I made also a modification for no error if $p parameter is empty or it has odd 
number of quotes.
 
line 
 
 if( empty($blanks) ) then 
            ( $before , $after )
else
...
 
by
 
 if (fn:count($blanks) < 2) then 
            ($before, $after)
else
  ...
 
Mariano Grau
Dpto. Sistemas
Grupo Joly
 

________________________________

De: [email protected] en nombre de Mariano Grau Calín
Enviado el: dom 13/12/2009 20:30
Para: General Mark Logic Developer Discussion
Asunto: RE: [MarkLogic Dev General] Expression regular fortokenizingwordsquotes


I have include the code in a module.
 
The reserved word declare by define and to add namespace fn: to empty function. 
Also delete semicolon.
════════════════════
• _EXERCISE 1_: From the records below, extract the lines starting with the one containing "table-row-out: Out –" and going on through the one containing "x-tick-label: 8 bbox=[1151, 1026, 1173, 1066]", both included.
The records that follow are unrelated to the mailing-list message above.
════════════════════
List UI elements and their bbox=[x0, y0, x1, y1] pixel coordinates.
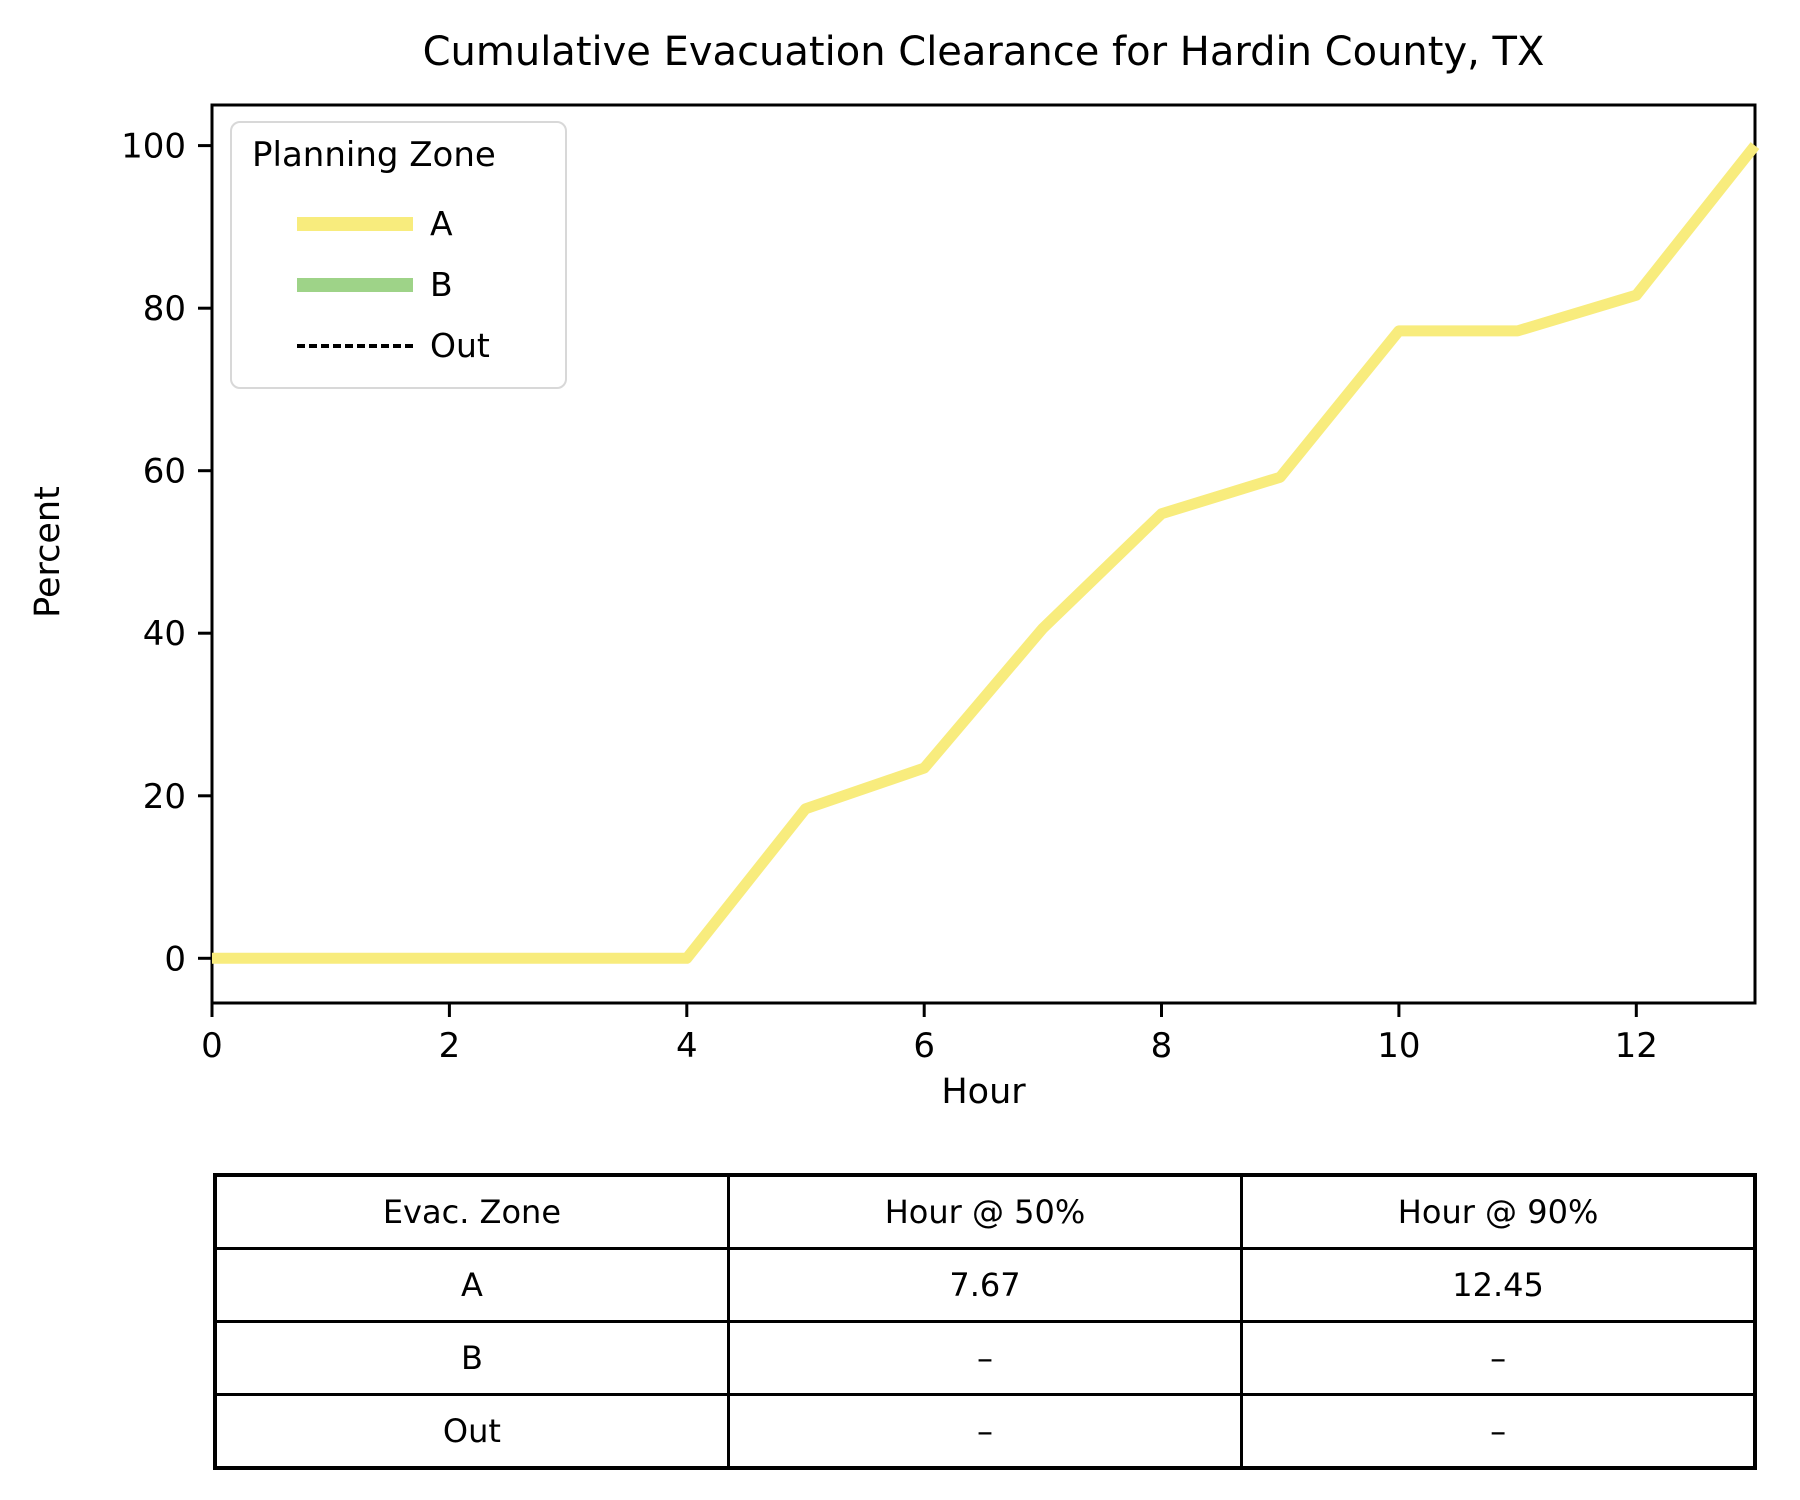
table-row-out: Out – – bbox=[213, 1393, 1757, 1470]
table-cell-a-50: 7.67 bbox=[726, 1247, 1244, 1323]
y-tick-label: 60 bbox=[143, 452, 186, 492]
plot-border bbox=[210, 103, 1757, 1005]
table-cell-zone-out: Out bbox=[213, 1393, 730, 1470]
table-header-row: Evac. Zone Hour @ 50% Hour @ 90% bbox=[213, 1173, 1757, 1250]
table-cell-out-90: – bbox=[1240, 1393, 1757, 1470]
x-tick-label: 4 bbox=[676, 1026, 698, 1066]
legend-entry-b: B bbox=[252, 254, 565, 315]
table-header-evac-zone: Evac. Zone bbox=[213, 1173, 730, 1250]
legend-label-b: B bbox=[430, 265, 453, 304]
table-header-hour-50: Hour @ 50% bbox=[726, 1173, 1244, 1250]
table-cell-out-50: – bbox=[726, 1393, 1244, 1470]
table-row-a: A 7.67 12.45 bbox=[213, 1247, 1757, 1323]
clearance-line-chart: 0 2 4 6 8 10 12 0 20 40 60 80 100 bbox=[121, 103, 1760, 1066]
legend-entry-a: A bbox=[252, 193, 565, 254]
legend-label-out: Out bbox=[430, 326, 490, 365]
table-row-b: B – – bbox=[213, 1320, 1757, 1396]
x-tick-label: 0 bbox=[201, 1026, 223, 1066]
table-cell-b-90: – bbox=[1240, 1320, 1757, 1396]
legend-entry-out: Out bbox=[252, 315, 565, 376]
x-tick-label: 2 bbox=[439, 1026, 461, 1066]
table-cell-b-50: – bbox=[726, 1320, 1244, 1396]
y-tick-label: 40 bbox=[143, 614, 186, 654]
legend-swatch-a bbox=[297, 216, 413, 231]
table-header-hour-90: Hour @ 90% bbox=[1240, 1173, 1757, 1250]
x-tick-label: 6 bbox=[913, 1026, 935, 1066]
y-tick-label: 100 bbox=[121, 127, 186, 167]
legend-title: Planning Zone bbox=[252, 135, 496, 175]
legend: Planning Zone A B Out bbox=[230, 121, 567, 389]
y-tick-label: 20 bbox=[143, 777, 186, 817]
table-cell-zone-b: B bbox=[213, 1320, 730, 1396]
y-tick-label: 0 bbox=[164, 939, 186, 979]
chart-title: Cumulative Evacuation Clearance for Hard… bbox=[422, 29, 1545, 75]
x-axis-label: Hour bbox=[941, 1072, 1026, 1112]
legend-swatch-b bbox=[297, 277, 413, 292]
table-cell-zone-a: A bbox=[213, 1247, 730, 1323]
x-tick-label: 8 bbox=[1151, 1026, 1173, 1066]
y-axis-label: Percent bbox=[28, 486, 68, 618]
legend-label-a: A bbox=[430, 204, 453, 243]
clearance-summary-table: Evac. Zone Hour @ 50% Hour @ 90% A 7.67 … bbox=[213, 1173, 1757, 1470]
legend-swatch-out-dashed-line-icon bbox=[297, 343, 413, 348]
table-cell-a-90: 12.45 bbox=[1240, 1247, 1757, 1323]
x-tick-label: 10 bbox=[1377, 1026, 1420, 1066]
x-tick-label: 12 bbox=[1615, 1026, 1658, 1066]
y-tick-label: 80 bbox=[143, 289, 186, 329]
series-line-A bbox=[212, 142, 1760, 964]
════════════════════
• _EXERCISE 2_: Copy the whole mailing-list message about tokenizing quoted words, keeping every line unchanged.

• _RESULT 1_:
table-row-out: Out – – bbox=[213, 1393, 1757, 1470]
table-cell-a-50: 7.67 bbox=[726, 1247, 1244, 1323]
y-tick-label: 60 bbox=[143, 452, 186, 492]
plot-border bbox=[210, 103, 1757, 1005]
table-cell-zone-out: Out bbox=[213, 1393, 730, 1470]
table-header-row: Evac. Zone Hour @ 50% Hour @ 90% bbox=[213, 1173, 1757, 1250]
table-cell-out-90: – bbox=[1240, 1393, 1757, 1470]
x-tick-label: 4 bbox=[676, 1026, 698, 1066]
legend-entry-b: B bbox=[252, 254, 565, 315]
table-header-evac-zone: Evac. Zone bbox=[213, 1173, 730, 1250]
legend-label-b: B bbox=[430, 265, 453, 304]
table-header-hour-50: Hour @ 50% bbox=[726, 1173, 1244, 1250]
table-cell-out-50: – bbox=[726, 1393, 1244, 1470]
table-row-a: A 7.67 12.45 bbox=[213, 1247, 1757, 1323]
clearance-line-chart: 0 2 4 6 8 10 12 0 20 40 60 80 100 bbox=[121, 103, 1760, 1066]
legend-entry-a: A bbox=[252, 193, 565, 254]
legend-label-out: Out bbox=[430, 326, 490, 365]
table-row-b: B – – bbox=[213, 1320, 1757, 1396]
x-tick-label: 0 bbox=[201, 1026, 223, 1066]
table-cell-b-90: – bbox=[1240, 1320, 1757, 1396]
legend-entry-out: Out bbox=[252, 315, 565, 376]
x-tick-label: 2 bbox=[439, 1026, 461, 1066]
table-cell-b-50: – bbox=[726, 1320, 1244, 1396]
y-tick-label: 40 bbox=[143, 614, 186, 654]
legend-swatch-a bbox=[297, 216, 413, 231]
table-header-hour-90: Hour @ 90% bbox=[1240, 1173, 1757, 1250]
x-tick-label: 6 bbox=[913, 1026, 935, 1066]
y-tick-label: 100 bbox=[121, 127, 186, 167]
legend-title: Planning Zone bbox=[252, 135, 496, 175]
legend: Planning Zone A B Out bbox=[230, 121, 567, 389]
y-tick-label: 20 bbox=[143, 777, 186, 817]
table-cell-zone-b: B bbox=[213, 1320, 730, 1396]
y-tick-label: 0 bbox=[164, 939, 186, 979]
chart-title: Cumulative Evacuation Clearance for Hard… bbox=[422, 29, 1545, 75]
x-axis-label: Hour bbox=[941, 1072, 1026, 1112]
legend-swatch-b bbox=[297, 277, 413, 292]
table-cell-zone-a: A bbox=[213, 1247, 730, 1323]
x-tick-label: 8 bbox=[1151, 1026, 1173, 1066]

• _RESULT 2_:
I made also a modification for no error if $p parameter is empty or it has odd 
number of quotes.
 
line 
 
 if( empty($blanks) ) then 
            ( $before , $after )
else
...
 
by
 
 if (fn:count($blanks) < 2) then 
            ($before, $after)
else
  ...
 
Mariano Grau
Dpto. Sistemas
Grupo Joly
 

________________________________

De: [email protected] en nombre de Mariano Grau Calín
Enviado el: dom 13/12/2009 20:30
Para: General Mark Logic Developer Discussion
Asunto: RE: [MarkLogic Dev General] Expression regular fortokenizingwordsquotes


I have include the code in a module.
 
The reserved word declare by define and to add namespace fn: to empty function. 
Also delete semicolon.